> **EXERCISE DETAILS**:
Transcribe the data in full and exactly, omitting any pictures.

◆ ◆ ◆ ◆

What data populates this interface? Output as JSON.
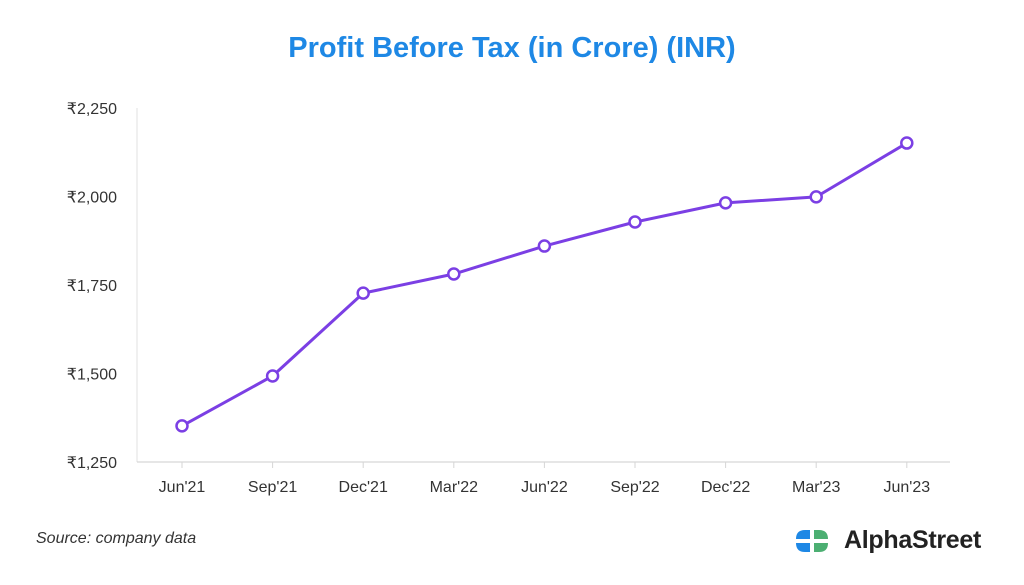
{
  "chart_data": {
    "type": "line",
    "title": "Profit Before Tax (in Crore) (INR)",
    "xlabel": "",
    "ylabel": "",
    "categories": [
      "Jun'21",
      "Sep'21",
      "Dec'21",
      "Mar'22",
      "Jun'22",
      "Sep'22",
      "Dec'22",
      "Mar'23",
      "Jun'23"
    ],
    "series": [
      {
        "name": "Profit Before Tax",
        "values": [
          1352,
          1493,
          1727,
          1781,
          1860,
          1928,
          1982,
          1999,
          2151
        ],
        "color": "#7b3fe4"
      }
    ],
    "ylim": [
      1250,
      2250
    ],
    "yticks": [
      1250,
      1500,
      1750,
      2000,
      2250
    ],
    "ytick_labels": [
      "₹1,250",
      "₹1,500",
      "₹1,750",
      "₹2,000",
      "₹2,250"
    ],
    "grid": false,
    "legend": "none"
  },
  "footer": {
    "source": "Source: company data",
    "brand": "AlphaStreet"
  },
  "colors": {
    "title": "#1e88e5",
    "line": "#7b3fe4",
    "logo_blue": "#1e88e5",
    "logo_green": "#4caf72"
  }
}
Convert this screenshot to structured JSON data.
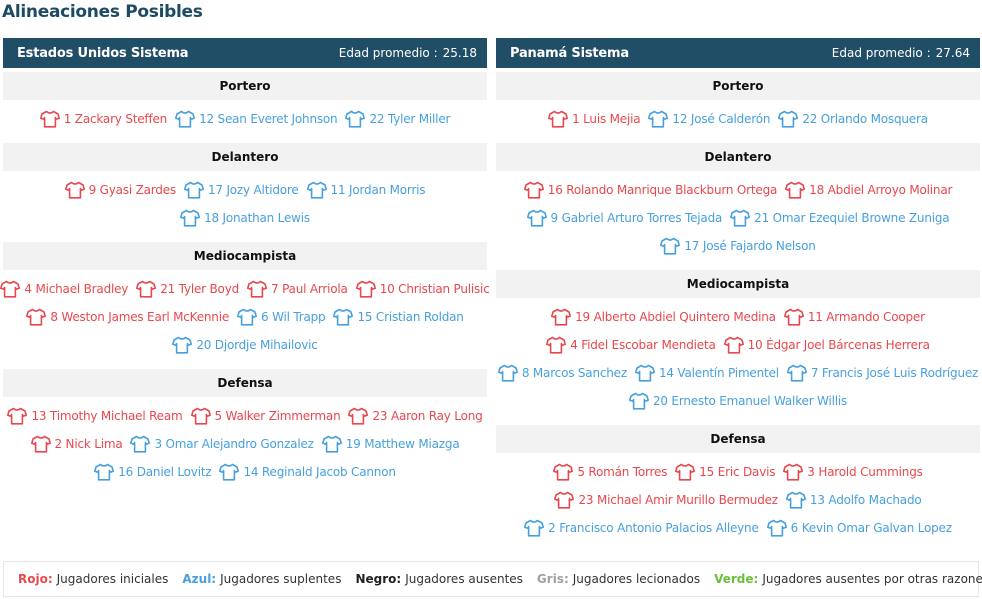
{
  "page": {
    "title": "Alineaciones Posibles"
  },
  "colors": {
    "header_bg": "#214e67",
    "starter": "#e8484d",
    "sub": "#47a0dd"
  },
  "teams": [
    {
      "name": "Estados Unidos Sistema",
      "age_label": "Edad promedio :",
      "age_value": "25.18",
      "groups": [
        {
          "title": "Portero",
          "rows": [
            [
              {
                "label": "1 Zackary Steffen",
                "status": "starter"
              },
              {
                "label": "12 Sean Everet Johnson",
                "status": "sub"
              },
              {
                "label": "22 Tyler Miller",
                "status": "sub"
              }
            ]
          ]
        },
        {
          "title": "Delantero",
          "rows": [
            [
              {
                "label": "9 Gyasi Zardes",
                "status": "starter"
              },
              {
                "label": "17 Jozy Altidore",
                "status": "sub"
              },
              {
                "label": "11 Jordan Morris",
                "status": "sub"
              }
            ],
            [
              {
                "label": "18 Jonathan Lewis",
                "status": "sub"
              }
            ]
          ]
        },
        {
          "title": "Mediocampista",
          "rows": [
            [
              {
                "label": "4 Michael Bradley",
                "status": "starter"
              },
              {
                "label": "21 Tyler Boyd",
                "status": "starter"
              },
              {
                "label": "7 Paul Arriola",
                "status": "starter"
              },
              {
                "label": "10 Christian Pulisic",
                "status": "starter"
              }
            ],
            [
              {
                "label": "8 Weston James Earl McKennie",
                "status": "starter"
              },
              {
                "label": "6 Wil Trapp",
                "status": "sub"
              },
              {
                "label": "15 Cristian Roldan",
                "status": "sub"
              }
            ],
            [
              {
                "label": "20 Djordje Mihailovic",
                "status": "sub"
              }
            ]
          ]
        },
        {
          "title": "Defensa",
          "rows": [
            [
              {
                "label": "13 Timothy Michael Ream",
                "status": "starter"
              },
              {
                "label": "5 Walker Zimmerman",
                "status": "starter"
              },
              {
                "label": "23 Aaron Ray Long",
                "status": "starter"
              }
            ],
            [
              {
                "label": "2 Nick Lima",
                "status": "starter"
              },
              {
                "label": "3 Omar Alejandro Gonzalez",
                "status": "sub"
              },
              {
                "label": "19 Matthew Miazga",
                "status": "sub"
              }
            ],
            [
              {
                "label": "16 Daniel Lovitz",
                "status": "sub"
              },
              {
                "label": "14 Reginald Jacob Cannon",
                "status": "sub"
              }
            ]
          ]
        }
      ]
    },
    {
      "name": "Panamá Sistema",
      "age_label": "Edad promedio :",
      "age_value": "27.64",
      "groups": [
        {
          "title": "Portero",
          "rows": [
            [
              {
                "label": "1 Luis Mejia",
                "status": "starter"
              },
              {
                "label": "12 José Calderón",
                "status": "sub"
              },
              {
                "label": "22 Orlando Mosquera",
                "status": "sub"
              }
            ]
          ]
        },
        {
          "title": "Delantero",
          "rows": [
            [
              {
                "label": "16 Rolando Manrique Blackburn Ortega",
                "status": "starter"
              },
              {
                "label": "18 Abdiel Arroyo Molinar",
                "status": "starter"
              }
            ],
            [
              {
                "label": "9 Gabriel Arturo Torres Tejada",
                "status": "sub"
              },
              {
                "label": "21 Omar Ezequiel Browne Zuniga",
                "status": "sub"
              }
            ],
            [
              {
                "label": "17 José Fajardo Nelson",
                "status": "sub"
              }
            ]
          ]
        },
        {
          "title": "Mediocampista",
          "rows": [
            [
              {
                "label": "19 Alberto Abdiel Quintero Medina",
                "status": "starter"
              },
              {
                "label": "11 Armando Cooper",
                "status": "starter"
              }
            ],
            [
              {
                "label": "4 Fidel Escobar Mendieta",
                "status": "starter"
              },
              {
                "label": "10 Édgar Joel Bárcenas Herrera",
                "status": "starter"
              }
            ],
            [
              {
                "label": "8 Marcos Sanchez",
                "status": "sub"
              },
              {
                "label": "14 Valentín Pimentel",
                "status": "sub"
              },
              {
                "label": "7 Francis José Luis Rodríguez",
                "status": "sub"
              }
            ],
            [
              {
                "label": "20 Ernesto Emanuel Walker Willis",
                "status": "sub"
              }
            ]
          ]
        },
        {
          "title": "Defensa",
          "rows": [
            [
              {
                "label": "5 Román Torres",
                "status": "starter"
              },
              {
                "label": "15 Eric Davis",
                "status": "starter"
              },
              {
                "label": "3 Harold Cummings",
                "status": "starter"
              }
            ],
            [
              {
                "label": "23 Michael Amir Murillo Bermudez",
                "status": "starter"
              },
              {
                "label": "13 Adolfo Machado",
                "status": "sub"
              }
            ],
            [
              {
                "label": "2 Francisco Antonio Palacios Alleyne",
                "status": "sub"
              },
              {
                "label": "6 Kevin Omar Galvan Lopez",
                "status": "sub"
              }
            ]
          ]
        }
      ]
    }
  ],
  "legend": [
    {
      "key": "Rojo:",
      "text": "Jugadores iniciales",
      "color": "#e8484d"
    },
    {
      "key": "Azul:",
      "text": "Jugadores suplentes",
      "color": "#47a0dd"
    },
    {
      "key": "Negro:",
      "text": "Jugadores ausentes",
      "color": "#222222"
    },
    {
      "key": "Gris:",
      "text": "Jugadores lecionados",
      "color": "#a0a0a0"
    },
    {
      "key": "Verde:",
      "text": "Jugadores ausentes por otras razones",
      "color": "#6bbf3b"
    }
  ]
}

◆ ◆ ◆ ◆

> **REPLY**:
What data populates this interface? Output as JSON.
{
  "chart_data": {
    "type": "line",
    "title": "Profit Before Tax (in Crore) (INR)",
    "xlabel": "",
    "ylabel": "",
    "categories": [
      "Jun'21",
      "Sep'21",
      "Dec'21",
      "Mar'22",
      "Jun'22",
      "Sep'22",
      "Dec'22",
      "Mar'23",
      "Jun'23"
    ],
    "series": [
      {
        "name": "Profit Before Tax",
        "values": [
          1352,
          1493,
          1727,
          1781,
          1860,
          1928,
          1982,
          1999,
          2151
        ],
        "color": "#7b3fe4"
      }
    ],
    "ylim": [
      1250,
      2250
    ],
    "yticks": [
      1250,
      1500,
      1750,
      2000,
      2250
    ],
    "ytick_labels": [
      "₹1,250",
      "₹1,500",
      "₹1,750",
      "₹2,000",
      "₹2,250"
    ],
    "grid": false,
    "legend": "none"
  },
  "footer": {
    "source": "Source: company data",
    "brand": "AlphaStreet"
  },
  "colors": {
    "title": "#1e88e5",
    "line": "#7b3fe4",
    "logo_blue": "#1e88e5",
    "logo_green": "#4caf72"
  }
}
Convert this screenshot to structured JSON data.
{
  "page": {
    "title": "Alineaciones Posibles"
  },
  "colors": {
    "header_bg": "#214e67",
    "starter": "#e8484d",
    "sub": "#47a0dd"
  },
  "teams": [
    {
      "name": "Estados Unidos Sistema",
      "age_label": "Edad promedio :",
      "age_value": "25.18",
      "groups": [
        {
          "title": "Portero",
          "rows": [
            [
              {
                "label": "1 Zackary Steffen",
                "status": "starter"
              },
              {
                "label": "12 Sean Everet Johnson",
                "status": "sub"
              },
              {
                "label": "22 Tyler Miller",
                "status": "sub"
              }
            ]
          ]
        },
        {
          "title": "Delantero",
          "rows": [
            [
              {
                "label": "9 Gyasi Zardes",
                "status": "starter"
              },
              {
                "label": "17 Jozy Altidore",
                "status": "sub"
              },
              {
                "label": "11 Jordan Morris",
                "status": "sub"
              }
            ],
            [
              {
                "label": "18 Jonathan Lewis",
                "status": "sub"
              }
            ]
          ]
        },
        {
          "title": "Mediocampista",
          "rows": [
            [
              {
                "label": "4 Michael Bradley",
                "status": "starter"
              },
              {
                "label": "21 Tyler Boyd",
                "status": "starter"
              },
              {
                "label": "7 Paul Arriola",
                "status": "starter"
              },
              {
                "label": "10 Christian Pulisic",
                "status": "starter"
              }
            ],
            [
              {
                "label": "8 Weston James Earl McKennie",
                "status": "starter"
              },
              {
                "label": "6 Wil Trapp",
                "status": "sub"
              },
              {
                "label": "15 Cristian Roldan",
                "status": "sub"
              }
            ],
            [
              {
                "label": "20 Djordje Mihailovic",
                "status": "sub"
              }
            ]
          ]
        },
        {
          "title": "Defensa",
          "rows": [
            [
              {
                "label": "13 Timothy Michael Ream",
                "status": "starter"
              },
              {
                "label": "5 Walker Zimmerman",
                "status": "starter"
              },
              {
                "label": "23 Aaron Ray Long",
                "status": "starter"
              }
            ],
            [
              {
                "label": "2 Nick Lima",
                "status": "starter"
              },
              {
                "label": "3 Omar Alejandro Gonzalez",
                "status": "sub"
              },
              {
                "label": "19 Matthew Miazga",
                "status": "sub"
              }
            ],
            [
              {
                "label": "16 Daniel Lovitz",
                "status": "sub"
              },
              {
                "label": "14 Reginald Jacob Cannon",
                "status": "sub"
              }
            ]
          ]
        }
      ]
    },
    {
      "name": "Panamá Sistema",
      "age_label": "Edad promedio :",
      "age_value": "27.64",
      "groups": [
        {
          "title": "Portero",
          "rows": [
            [
              {
                "label": "1 Luis Mejia",
                "status": "starter"
              },
              {
                "label": "12 José Calderón",
                "status": "sub"
              },
              {
                "label": "22 Orlando Mosquera",
                "status": "sub"
              }
            ]
          ]
        },
        {
          "title": "Delantero",
          "rows": [
            [
              {
                "label": "16 Rolando Manrique Blackburn Ortega",
                "status": "starter"
              },
              {
                "label": "18 Abdiel Arroyo Molinar",
                "status": "starter"
              }
            ],
            [
              {
                "label": "9 Gabriel Arturo Torres Tejada",
                "status": "sub"
              },
              {
                "label": "21 Omar Ezequiel Browne Zuniga",
                "status": "sub"
              }
            ],
            [
              {
                "label": "17 José Fajardo Nelson",
                "status": "sub"
              }
            ]
          ]
        },
        {
          "title": "Mediocampista",
          "rows": [
            [
              {
                "label": "19 Alberto Abdiel Quintero Medina",
                "status": "starter"
              },
              {
                "label": "11 Armando Cooper",
                "status": "starter"
              }
            ],
            [
              {
                "label": "4 Fidel Escobar Mendieta",
                "status": "starter"
              },
              {
                "label": "10 Édgar Joel Bárcenas Herrera",
                "status": "starter"
              }
            ],
            [
              {
                "label": "8 Marcos Sanchez",
                "status": "sub"
              },
              {
                "label": "14 Valentín Pimentel",
                "status": "sub"
              },
              {
                "label": "7 Francis José Luis Rodríguez",
                "status": "sub"
              }
            ],
            [
              {
                "label": "20 Ernesto Emanuel Walker Willis",
                "status": "sub"
              }
            ]
          ]
        },
        {
          "title": "Defensa",
          "rows": [
            [
              {
                "label": "5 Román Torres",
                "status": "starter"
              },
              {
                "label": "15 Eric Davis",
                "status": "starter"
              },
              {
                "label": "3 Harold Cummings",
                "status": "starter"
              }
            ],
            [
              {
                "label": "23 Michael Amir Murillo Bermudez",
                "status": "starter"
              },
              {
                "label": "13 Adolfo Machado",
                "status": "sub"
              }
            ],
            [
              {
                "label": "2 Francisco Antonio Palacios Alleyne",
                "status": "sub"
              },
              {
                "label": "6 Kevin Omar Galvan Lopez",
                "status": "sub"
              }
            ]
          ]
        }
      ]
    }
  ],
  "legend": [
    {
      "key": "Rojo:",
      "text": "Jugadores iniciales",
      "color": "#e8484d"
    },
    {
      "key": "Azul:",
      "text": "Jugadores suplentes",
      "color": "#47a0dd"
    },
    {
      "key": "Negro:",
      "text": "Jugadores ausentes",
      "color": "#222222"
    },
    {
      "key": "Gris:",
      "text": "Jugadores lecionados",
      "color": "#a0a0a0"
    },
    {
      "key": "Verde:",
      "text": "Jugadores ausentes por otras razones",
      "color": "#6bbf3b"
    }
  ]
}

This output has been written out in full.